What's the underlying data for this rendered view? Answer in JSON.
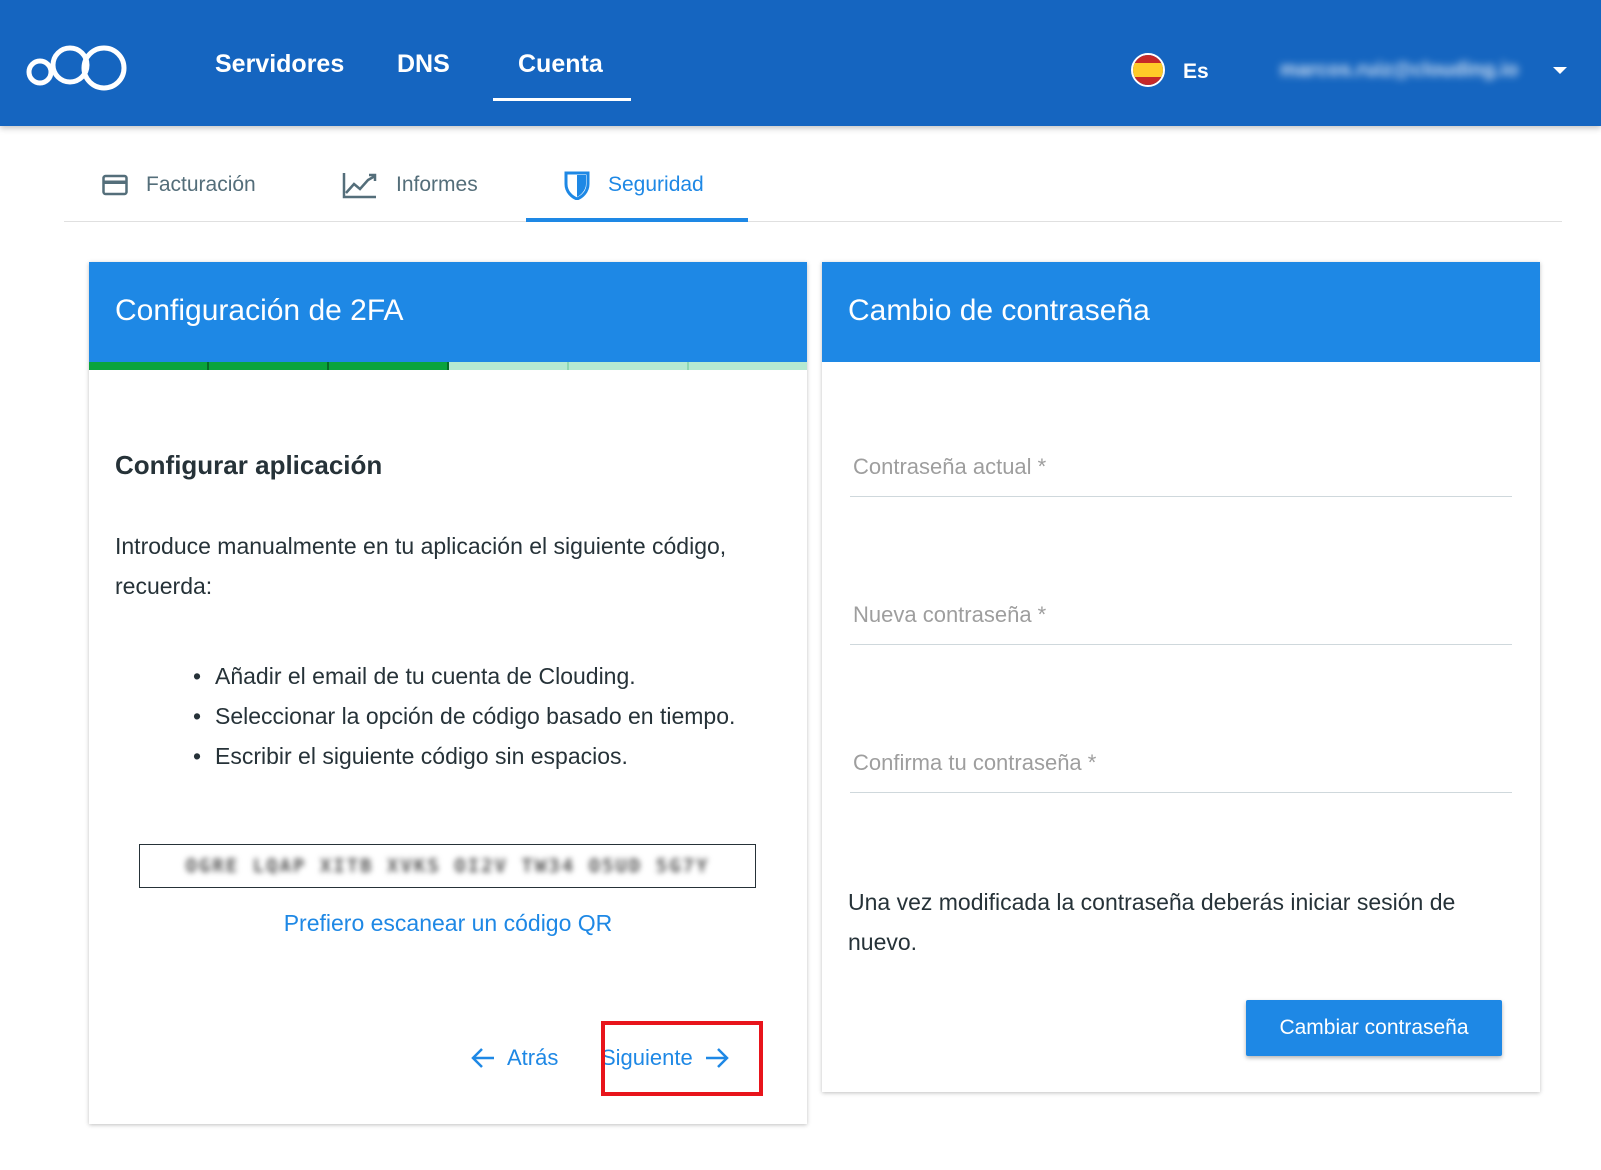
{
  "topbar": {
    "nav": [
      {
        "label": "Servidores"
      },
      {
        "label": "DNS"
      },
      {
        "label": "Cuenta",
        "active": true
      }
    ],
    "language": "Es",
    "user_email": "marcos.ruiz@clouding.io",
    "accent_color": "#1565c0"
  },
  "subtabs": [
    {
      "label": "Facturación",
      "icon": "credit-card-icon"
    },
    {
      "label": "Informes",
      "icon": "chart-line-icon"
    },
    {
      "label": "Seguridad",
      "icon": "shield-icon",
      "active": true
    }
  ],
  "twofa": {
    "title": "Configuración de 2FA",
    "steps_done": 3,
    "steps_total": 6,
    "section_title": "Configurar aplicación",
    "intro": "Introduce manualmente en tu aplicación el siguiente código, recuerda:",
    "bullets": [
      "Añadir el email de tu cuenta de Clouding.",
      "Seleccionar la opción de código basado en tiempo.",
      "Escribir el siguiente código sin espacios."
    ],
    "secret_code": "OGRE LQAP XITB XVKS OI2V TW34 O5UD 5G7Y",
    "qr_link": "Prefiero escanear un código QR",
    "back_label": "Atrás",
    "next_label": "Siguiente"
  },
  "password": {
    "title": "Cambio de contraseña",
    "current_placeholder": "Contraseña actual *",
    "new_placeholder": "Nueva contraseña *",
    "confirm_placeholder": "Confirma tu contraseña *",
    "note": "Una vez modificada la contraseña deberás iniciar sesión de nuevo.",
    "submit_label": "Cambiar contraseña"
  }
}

===

▸ YOUR INSTRUCTIONS: Write out all the entries word for word, but skip any images.

▸ TASK RESPONSE:
What's the underlying data for this rendered view? Answer in JSON.
{
  "topbar": {
    "nav": [
      {
        "label": "Servidores"
      },
      {
        "label": "DNS"
      },
      {
        "label": "Cuenta",
        "active": true
      }
    ],
    "language": "Es",
    "user_email": "marcos.ruiz@clouding.io",
    "accent_color": "#1565c0"
  },
  "subtabs": [
    {
      "label": "Facturación",
      "icon": "credit-card-icon"
    },
    {
      "label": "Informes",
      "icon": "chart-line-icon"
    },
    {
      "label": "Seguridad",
      "icon": "shield-icon",
      "active": true
    }
  ],
  "twofa": {
    "title": "Configuración de 2FA",
    "steps_done": 3,
    "steps_total": 6,
    "section_title": "Configurar aplicación",
    "intro": "Introduce manualmente en tu aplicación el siguiente código, recuerda:",
    "bullets": [
      "Añadir el email de tu cuenta de Clouding.",
      "Seleccionar la opción de código basado en tiempo.",
      "Escribir el siguiente código sin espacios."
    ],
    "secret_code": "OGRE LQAP XITB XVKS OI2V TW34 O5UD 5G7Y",
    "qr_link": "Prefiero escanear un código QR",
    "back_label": "Atrás",
    "next_label": "Siguiente"
  },
  "password": {
    "title": "Cambio de contraseña",
    "current_placeholder": "Contraseña actual *",
    "new_placeholder": "Nueva contraseña *",
    "confirm_placeholder": "Confirma tu contraseña *",
    "note": "Una vez modificada la contraseña deberás iniciar sesión de nuevo.",
    "submit_label": "Cambiar contraseña"
  }
}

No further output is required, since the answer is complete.